What needs to be done -
Keep the images out and copy every entry below exactly.

Records for this exercise -
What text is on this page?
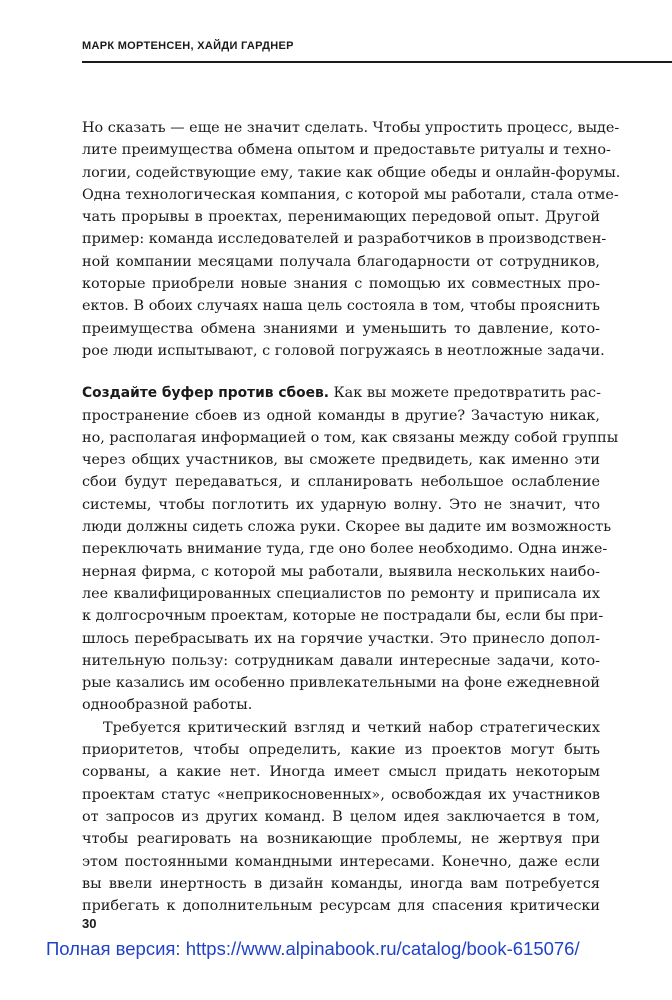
МАРК МОРТЕНСЕН, ХАЙДИ ГАРДНЕР
Но сказать — еще не значит сделать. Чтобы упростить процесс, выде-
лите преимущества обмена опытом и предоставьте ритуалы и техно-
логии, содействующие ему, такие как общие обеды и онлайн-форумы.
Одна технологическая компания, с которой мы работали, стала отме-
чать прорывы в проектах, перенимающих передовой опыт. Другой
пример: команда исследователей и разработчиков в производствен-
ной компании месяцами получала благодарности от сотрудников,
которые приобрели новые знания с помощью их совместных про-
ектов. В обоих случаях наша цель состояла в том, чтобы прояснить
преимущества обмена знаниями и уменьшить то давление, кото-
рое люди испытывают, с головой погружаясь в неотложные задачи.
Создайте буфер против сбоев. Как вы можете предотвратить рас-
пространение сбоев из одной команды в другие? Зачастую никак,
но, располагая информацией о том, как связаны между собой группы
через общих участников, вы сможете предвидеть, как именно эти
сбои будут передаваться, и спланировать небольшое ослабление
системы, чтобы поглотить их ударную волну. Это не значит, что
люди должны сидеть сложа руки. Скорее вы дадите им возможность
переключать внимание туда, где оно более необходимо. Одна инже-
нерная фирма, с которой мы работали, выявила нескольких наибо-
лее квалифицированных специалистов по ремонту и приписала их
к долгосрочным проектам, которые не пострадали бы, если бы при-
шлось перебрасывать их на горячие участки. Это принесло допол-
нительную пользу: сотрудникам давали интересные задачи, кото-
рые казались им особенно привлекательными на фоне ежедневной
однообразной работы.
Требуется критический взгляд и четкий набор стратегических
приоритетов, чтобы определить, какие из проектов могут быть
сорваны, а какие нет. Иногда имеет смысл придать некоторым
проектам статус «неприкосновенных», освобождая их участников
от запросов из других команд. В целом идея заключается в том,
чтобы реагировать на возникающие проблемы, не жертвуя при
этом постоянными командными интересами. Конечно, даже если
вы ввели инертность в дизайн команды, иногда вам потребуется
прибегать к дополнительным ресурсам для спасения критически
30
Полная версия: https://www.alpinabook.ru/catalog/book-615076/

Complete output -
What text is on this page?
МАРК МОРТЕНСЕН, ХАЙДИ ГАРДНЕР
Но сказать — еще не значит сделать. Чтобы упростить процесс, выде-
лите преимущества обмена опытом и предоставьте ритуалы и техно-
логии, содействующие ему, такие как общие обеды и онлайн-форумы.
Одна технологическая компания, с которой мы работали, стала отме-
чать прорывы в проектах, перенимающих передовой опыт. Другой
пример: команда исследователей и разработчиков в производствен-
ной компании месяцами получала благодарности от сотрудников,
которые приобрели новые знания с помощью их совместных про-
ектов. В обоих случаях наша цель состояла в том, чтобы прояснить
преимущества обмена знаниями и уменьшить то давление, кото-
рое люди испытывают, с головой погружаясь в неотложные задачи.
Создайте буфер против сбоев. Как вы можете предотвратить рас-
пространение сбоев из одной команды в другие? Зачастую никак,
но, располагая информацией о том, как связаны между собой группы
через общих участников, вы сможете предвидеть, как именно эти
сбои будут передаваться, и спланировать небольшое ослабление
системы, чтобы поглотить их ударную волну. Это не значит, что
люди должны сидеть сложа руки. Скорее вы дадите им возможность
переключать внимание туда, где оно более необходимо. Одна инже-
нерная фирма, с которой мы работали, выявила нескольких наибо-
лее квалифицированных специалистов по ремонту и приписала их
к долгосрочным проектам, которые не пострадали бы, если бы при-
шлось перебрасывать их на горячие участки. Это принесло допол-
нительную пользу: сотрудникам давали интересные задачи, кото-
рые казались им особенно привлекательными на фоне ежедневной
однообразной работы.
Требуется критический взгляд и четкий набор стратегических
приоритетов, чтобы определить, какие из проектов могут быть
сорваны, а какие нет. Иногда имеет смысл придать некоторым
проектам статус «неприкосновенных», освобождая их участников
от запросов из других команд. В целом идея заключается в том,
чтобы реагировать на возникающие проблемы, не жертвуя при
этом постоянными командными интересами. Конечно, даже если
вы ввели инертность в дизайн команды, иногда вам потребуется
прибегать к дополнительным ресурсам для спасения критически
30
Полная версия: https://www.alpinabook.ru/catalog/book-615076/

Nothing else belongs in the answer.